## Instruction
Leave every picture out and write out the records below exactly.
--- Start Items ---
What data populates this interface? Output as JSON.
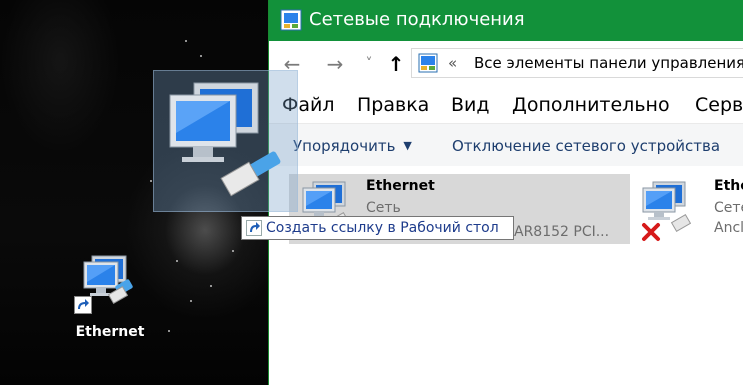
{
  "window": {
    "title": "Сетевые подключения",
    "address_separator": "«",
    "address_path": "Все элементы панели управления"
  },
  "nav": {
    "back": "←",
    "forward": "→",
    "recent": "˅",
    "up": "↑"
  },
  "menu": [
    "Файл",
    "Правка",
    "Вид",
    "Дополнительно",
    "Серви"
  ],
  "commands": {
    "organize": "Упорядочить",
    "disable_device": "Отключение сетевого устройства"
  },
  "connections": [
    {
      "name": "Ethernet",
      "status": "Сеть",
      "device": "AR8152 PCI...",
      "selected": true,
      "disconnected": false
    },
    {
      "name": "Ethe",
      "status": "Сете",
      "device": "Ancl",
      "selected": false,
      "disconnected": true
    }
  ],
  "drag_tooltip": "Создать ссылку в Рабочий стол",
  "desktop_icon": {
    "label": "Ethernet",
    "shortcut_icon": "shortcut-arrow-icon"
  },
  "colors": {
    "titlebar": "#12913a",
    "command_text": "#1e3e6e",
    "tooltip_text": "#1e3c8c",
    "selection": "#d8d8d8"
  }
}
--- End Items ---
## Reply
What data populates this interface? Output as JSON.
{
  "window": {
    "title": "Сетевые подключения",
    "address_separator": "«",
    "address_path": "Все элементы панели управления"
  },
  "nav": {
    "back": "←",
    "forward": "→",
    "recent": "˅",
    "up": "↑"
  },
  "menu": [
    "Файл",
    "Правка",
    "Вид",
    "Дополнительно",
    "Серви"
  ],
  "commands": {
    "organize": "Упорядочить",
    "disable_device": "Отключение сетевого устройства"
  },
  "connections": [
    {
      "name": "Ethernet",
      "status": "Сеть",
      "device": "AR8152 PCI...",
      "selected": true,
      "disconnected": false
    },
    {
      "name": "Ethe",
      "status": "Сете",
      "device": "Ancl",
      "selected": false,
      "disconnected": true
    }
  ],
  "drag_tooltip": "Создать ссылку в Рабочий стол",
  "desktop_icon": {
    "label": "Ethernet",
    "shortcut_icon": "shortcut-arrow-icon"
  },
  "colors": {
    "titlebar": "#12913a",
    "command_text": "#1e3e6e",
    "tooltip_text": "#1e3c8c",
    "selection": "#d8d8d8"
  }
}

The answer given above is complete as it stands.